Pictures don't belong in the copy; print all the records exactly.

═══ Extracted entries

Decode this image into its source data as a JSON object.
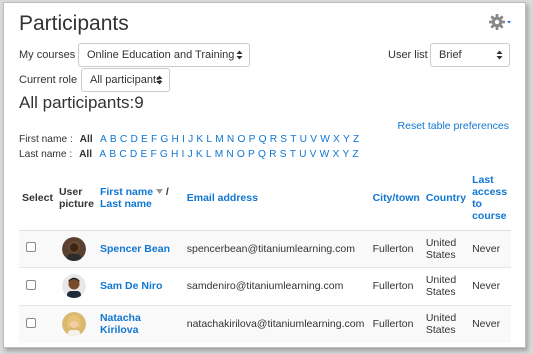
{
  "page": {
    "title": "Participants"
  },
  "filters": {
    "my_courses_label": "My courses",
    "my_courses_value": "Online Education and Training",
    "user_list_label": "User list",
    "user_list_value": "Brief",
    "current_role_label": "Current role",
    "current_role_value": "All participants"
  },
  "summary": {
    "heading": "All participants:9"
  },
  "reset_link": "Reset table preferences",
  "initials": {
    "first_label": "First name :",
    "last_label": "Last name :",
    "all": "All",
    "letters": [
      "A",
      "B",
      "C",
      "D",
      "E",
      "F",
      "G",
      "H",
      "I",
      "J",
      "K",
      "L",
      "M",
      "N",
      "O",
      "P",
      "Q",
      "R",
      "S",
      "T",
      "U",
      "V",
      "W",
      "X",
      "Y",
      "Z"
    ]
  },
  "table": {
    "headers": {
      "select": "Select",
      "user_picture": "User picture",
      "first_name": "First name",
      "slash": "/",
      "last_name": "Last name",
      "email": "Email address",
      "city": "City/town",
      "country": "Country",
      "last_access": "Last access to course"
    },
    "rows": [
      {
        "name": "Spencer Bean",
        "email": "spencerbean@titaniumlearning.com",
        "city": "Fullerton",
        "country": "United States",
        "last_access": "Never",
        "avatar": "dark"
      },
      {
        "name": "Sam De Niro",
        "email": "samdeniro@titaniumlearning.com",
        "city": "Fullerton",
        "country": "United States",
        "last_access": "Never",
        "avatar": "medium"
      },
      {
        "name": "Natacha Kirilova",
        "email": "natachakirilova@titaniumlearning.com",
        "city": "Fullerton",
        "country": "United States",
        "last_access": "Never",
        "avatar": "blonde"
      }
    ]
  },
  "colors": {
    "link": "#1177d1",
    "text": "#333333",
    "gear": "#888888"
  }
}
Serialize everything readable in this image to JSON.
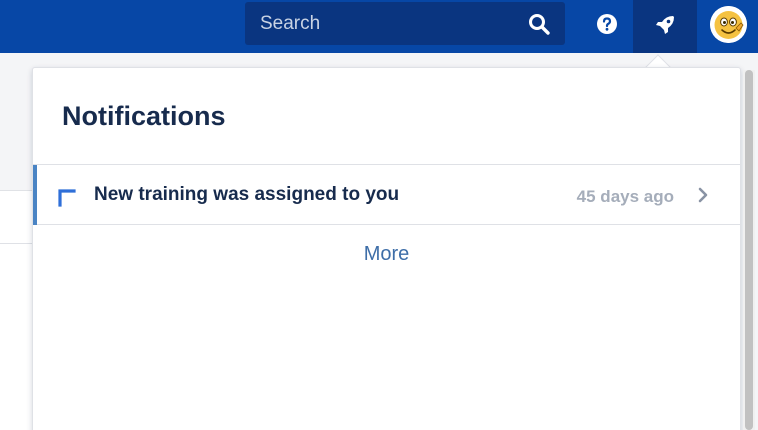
{
  "topbar": {
    "search_placeholder": "Search",
    "icons": {
      "search": "search-icon",
      "help": "help-icon",
      "notifications": "rocket-icon",
      "avatar": "user-avatar"
    },
    "colors": {
      "bar": "#0747a6",
      "active": "#0a3580"
    }
  },
  "notifications": {
    "title": "Notifications",
    "items": [
      {
        "text": "New training was assigned to you",
        "time": "45 days ago",
        "unread": true
      }
    ],
    "more_label": "More"
  }
}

══════

#### [Reply]
Decode this image into its source data as a JSON object.
{
  "page": {
    "title": "Participants"
  },
  "filters": {
    "my_courses_label": "My courses",
    "my_courses_value": "Online Education and Training",
    "user_list_label": "User list",
    "user_list_value": "Brief",
    "current_role_label": "Current role",
    "current_role_value": "All participants"
  },
  "summary": {
    "heading": "All participants:9"
  },
  "reset_link": "Reset table preferences",
  "initials": {
    "first_label": "First name :",
    "last_label": "Last name :",
    "all": "All",
    "letters": [
      "A",
      "B",
      "C",
      "D",
      "E",
      "F",
      "G",
      "H",
      "I",
      "J",
      "K",
      "L",
      "M",
      "N",
      "O",
      "P",
      "Q",
      "R",
      "S",
      "T",
      "U",
      "V",
      "W",
      "X",
      "Y",
      "Z"
    ]
  },
  "table": {
    "headers": {
      "select": "Select",
      "user_picture": "User picture",
      "first_name": "First name",
      "slash": "/",
      "last_name": "Last name",
      "email": "Email address",
      "city": "City/town",
      "country": "Country",
      "last_access": "Last access to course"
    },
    "rows": [
      {
        "name": "Spencer Bean",
        "email": "spencerbean@titaniumlearning.com",
        "city": "Fullerton",
        "country": "United States",
        "last_access": "Never",
        "avatar": "dark"
      },
      {
        "name": "Sam De Niro",
        "email": "samdeniro@titaniumlearning.com",
        "city": "Fullerton",
        "country": "United States",
        "last_access": "Never",
        "avatar": "medium"
      },
      {
        "name": "Natacha Kirilova",
        "email": "natachakirilova@titaniumlearning.com",
        "city": "Fullerton",
        "country": "United States",
        "last_access": "Never",
        "avatar": "blonde"
      }
    ]
  },
  "colors": {
    "link": "#1177d1",
    "text": "#333333",
    "gear": "#888888"
  }
}
Serialize everything readable in this image to JSON.
{
  "topbar": {
    "search_placeholder": "Search",
    "icons": {
      "search": "search-icon",
      "help": "help-icon",
      "notifications": "rocket-icon",
      "avatar": "user-avatar"
    },
    "colors": {
      "bar": "#0747a6",
      "active": "#0a3580"
    }
  },
  "notifications": {
    "title": "Notifications",
    "items": [
      {
        "text": "New training was assigned to you",
        "time": "45 days ago",
        "unread": true
      }
    ],
    "more_label": "More"
  }
}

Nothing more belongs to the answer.